Data entries for graphics
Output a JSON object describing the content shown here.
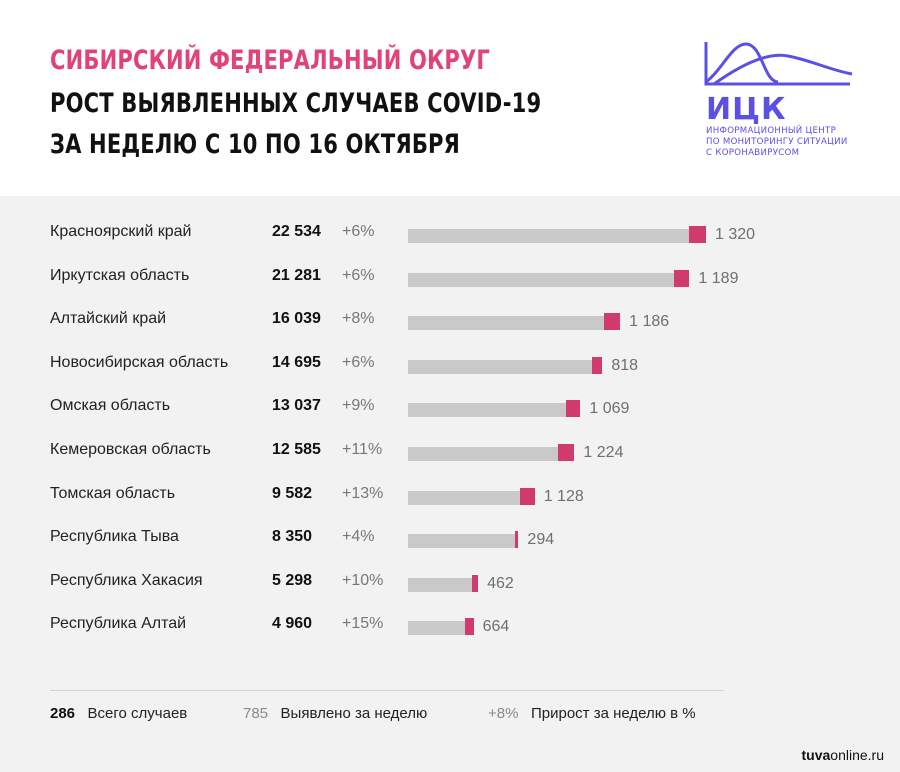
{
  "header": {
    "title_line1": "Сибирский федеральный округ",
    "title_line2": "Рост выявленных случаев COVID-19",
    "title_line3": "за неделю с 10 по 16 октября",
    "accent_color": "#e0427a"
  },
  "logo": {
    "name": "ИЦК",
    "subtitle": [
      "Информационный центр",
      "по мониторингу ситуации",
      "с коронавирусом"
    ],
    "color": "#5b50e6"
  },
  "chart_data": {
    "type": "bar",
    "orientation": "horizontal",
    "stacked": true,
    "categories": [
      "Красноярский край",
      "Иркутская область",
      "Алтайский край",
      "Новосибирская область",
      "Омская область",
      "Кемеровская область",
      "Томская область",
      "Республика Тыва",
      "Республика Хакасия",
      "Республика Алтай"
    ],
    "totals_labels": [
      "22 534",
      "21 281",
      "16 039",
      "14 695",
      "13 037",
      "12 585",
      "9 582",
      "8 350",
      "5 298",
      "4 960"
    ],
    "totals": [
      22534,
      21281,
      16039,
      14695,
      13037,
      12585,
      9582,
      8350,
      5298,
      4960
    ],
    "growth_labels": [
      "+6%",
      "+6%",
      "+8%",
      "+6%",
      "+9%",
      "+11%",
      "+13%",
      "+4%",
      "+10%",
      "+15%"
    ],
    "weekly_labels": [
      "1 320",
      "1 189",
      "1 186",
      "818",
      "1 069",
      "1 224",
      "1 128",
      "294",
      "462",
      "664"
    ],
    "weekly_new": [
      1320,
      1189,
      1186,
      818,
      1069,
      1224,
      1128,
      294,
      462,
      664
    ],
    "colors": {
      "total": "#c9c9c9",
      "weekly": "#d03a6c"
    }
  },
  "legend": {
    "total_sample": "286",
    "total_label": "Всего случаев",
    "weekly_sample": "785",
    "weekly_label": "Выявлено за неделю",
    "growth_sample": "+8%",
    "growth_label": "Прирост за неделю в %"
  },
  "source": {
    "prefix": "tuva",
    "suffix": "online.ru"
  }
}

==

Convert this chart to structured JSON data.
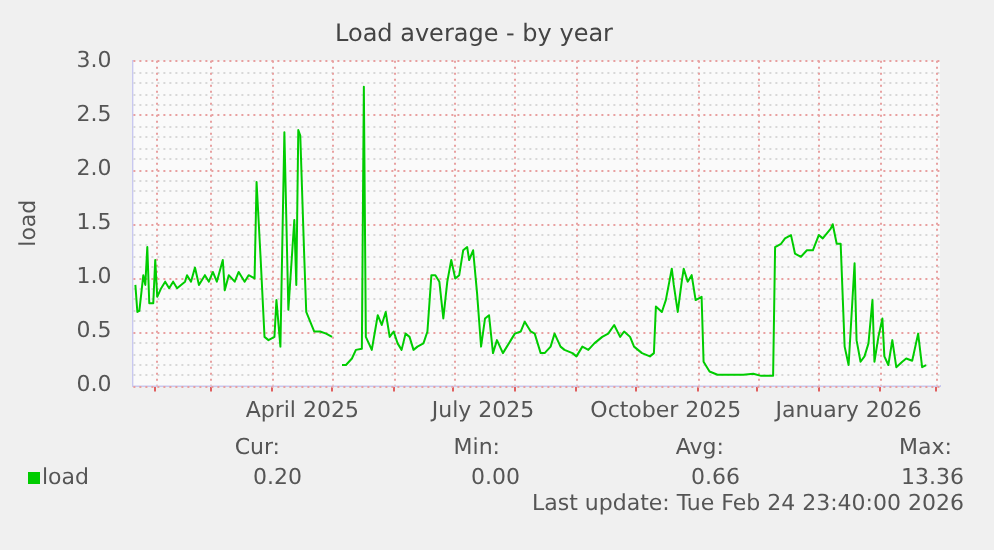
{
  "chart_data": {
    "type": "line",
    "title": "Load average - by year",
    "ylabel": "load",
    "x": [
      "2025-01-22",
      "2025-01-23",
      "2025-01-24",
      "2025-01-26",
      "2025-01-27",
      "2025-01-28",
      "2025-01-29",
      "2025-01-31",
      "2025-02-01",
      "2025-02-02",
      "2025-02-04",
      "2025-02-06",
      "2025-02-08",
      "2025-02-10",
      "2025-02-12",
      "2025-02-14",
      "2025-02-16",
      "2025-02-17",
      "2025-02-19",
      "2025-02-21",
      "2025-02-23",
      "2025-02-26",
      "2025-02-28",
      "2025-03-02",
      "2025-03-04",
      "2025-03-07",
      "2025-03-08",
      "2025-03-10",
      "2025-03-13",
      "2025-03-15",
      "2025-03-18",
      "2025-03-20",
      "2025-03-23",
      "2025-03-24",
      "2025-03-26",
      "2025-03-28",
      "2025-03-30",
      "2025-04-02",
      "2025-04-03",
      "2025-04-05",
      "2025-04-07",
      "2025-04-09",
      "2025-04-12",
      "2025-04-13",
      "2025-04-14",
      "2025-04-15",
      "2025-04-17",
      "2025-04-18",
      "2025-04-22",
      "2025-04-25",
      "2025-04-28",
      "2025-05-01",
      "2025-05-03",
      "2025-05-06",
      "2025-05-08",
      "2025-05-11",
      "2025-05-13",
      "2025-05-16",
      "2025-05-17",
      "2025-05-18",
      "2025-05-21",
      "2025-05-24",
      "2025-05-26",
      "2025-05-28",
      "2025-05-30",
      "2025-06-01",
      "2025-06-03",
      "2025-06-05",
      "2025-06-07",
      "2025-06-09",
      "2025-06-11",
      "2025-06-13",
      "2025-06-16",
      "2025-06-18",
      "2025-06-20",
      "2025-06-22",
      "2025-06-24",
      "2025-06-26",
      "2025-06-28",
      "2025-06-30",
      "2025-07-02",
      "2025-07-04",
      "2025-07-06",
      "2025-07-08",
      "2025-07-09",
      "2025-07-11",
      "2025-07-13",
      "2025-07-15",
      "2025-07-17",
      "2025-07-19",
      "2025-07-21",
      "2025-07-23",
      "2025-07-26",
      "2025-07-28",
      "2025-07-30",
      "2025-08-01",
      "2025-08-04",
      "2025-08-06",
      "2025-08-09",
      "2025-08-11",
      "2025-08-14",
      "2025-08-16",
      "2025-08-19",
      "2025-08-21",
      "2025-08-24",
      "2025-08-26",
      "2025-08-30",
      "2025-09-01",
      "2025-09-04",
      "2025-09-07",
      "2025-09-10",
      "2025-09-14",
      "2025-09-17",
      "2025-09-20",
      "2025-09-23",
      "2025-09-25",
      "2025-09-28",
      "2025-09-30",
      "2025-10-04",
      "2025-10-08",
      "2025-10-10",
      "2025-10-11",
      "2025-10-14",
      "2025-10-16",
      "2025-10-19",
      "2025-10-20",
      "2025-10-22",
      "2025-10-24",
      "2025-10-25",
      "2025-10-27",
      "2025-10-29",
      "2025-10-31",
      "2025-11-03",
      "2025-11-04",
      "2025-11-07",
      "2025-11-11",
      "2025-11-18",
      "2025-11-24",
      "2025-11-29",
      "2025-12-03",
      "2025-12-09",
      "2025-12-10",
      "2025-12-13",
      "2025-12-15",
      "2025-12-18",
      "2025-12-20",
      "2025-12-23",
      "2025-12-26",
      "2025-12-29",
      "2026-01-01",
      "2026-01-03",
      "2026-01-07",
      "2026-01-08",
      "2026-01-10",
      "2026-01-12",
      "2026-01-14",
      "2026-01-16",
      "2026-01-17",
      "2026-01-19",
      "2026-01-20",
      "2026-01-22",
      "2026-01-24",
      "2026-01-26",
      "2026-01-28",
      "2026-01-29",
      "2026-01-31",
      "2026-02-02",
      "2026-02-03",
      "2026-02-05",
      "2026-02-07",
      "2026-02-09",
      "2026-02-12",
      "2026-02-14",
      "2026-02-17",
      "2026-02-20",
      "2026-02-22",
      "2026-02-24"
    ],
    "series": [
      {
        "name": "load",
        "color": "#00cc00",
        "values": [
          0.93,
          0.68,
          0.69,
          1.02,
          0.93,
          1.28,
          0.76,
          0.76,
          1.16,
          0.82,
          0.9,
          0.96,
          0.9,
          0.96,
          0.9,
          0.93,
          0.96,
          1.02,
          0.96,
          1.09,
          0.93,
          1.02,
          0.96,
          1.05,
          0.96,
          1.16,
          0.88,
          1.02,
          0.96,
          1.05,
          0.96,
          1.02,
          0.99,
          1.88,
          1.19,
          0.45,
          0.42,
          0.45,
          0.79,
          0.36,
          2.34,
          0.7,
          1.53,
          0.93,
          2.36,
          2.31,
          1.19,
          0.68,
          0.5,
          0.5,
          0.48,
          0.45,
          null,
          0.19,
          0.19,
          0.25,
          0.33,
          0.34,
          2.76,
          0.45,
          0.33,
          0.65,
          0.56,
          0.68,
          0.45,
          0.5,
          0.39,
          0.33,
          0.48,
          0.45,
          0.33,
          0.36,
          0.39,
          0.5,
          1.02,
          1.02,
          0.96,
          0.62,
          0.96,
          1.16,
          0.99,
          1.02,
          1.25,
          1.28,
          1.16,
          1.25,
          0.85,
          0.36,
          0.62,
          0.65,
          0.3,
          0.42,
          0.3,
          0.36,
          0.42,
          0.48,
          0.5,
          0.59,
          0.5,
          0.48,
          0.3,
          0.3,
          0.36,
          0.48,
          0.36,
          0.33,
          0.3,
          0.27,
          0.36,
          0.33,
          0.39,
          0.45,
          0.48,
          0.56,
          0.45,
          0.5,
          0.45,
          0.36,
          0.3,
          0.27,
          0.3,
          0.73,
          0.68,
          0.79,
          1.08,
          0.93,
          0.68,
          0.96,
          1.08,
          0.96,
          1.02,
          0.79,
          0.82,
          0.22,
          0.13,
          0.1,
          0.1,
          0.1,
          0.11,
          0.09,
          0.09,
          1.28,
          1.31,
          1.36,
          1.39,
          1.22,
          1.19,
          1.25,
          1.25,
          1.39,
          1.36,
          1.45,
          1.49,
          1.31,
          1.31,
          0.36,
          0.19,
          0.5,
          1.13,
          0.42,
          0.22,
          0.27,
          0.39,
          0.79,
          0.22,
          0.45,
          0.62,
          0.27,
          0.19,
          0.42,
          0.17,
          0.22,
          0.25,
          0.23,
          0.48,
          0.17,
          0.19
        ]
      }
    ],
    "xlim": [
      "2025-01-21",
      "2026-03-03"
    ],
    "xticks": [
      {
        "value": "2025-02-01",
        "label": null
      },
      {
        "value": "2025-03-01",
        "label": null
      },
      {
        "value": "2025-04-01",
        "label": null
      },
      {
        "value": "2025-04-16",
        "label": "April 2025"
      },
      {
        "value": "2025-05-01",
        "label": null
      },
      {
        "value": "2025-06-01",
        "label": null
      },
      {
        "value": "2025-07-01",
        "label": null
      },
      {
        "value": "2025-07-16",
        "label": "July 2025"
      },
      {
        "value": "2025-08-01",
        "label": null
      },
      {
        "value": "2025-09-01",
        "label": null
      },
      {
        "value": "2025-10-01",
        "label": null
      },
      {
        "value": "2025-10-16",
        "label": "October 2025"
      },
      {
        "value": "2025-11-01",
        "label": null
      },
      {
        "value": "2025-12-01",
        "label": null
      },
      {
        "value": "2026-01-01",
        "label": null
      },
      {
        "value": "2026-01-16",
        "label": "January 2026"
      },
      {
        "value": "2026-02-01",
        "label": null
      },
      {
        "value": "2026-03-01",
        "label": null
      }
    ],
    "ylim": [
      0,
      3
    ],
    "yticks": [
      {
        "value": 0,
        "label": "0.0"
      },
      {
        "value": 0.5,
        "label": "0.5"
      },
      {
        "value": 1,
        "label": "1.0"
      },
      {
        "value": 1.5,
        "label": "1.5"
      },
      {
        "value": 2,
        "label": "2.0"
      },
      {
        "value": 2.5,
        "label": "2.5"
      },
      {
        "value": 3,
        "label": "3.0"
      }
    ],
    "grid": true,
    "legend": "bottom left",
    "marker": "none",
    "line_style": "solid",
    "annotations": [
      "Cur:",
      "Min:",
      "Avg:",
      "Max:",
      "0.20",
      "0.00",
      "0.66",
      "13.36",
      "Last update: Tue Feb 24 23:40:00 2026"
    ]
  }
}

STATED GOAL » Collect, from the material above, every line containing the word "случаев".

RESULT BELOW »
    "title_line2": "Рост выявленных случаев COVID-19",
    "total_label": "Всего случаев",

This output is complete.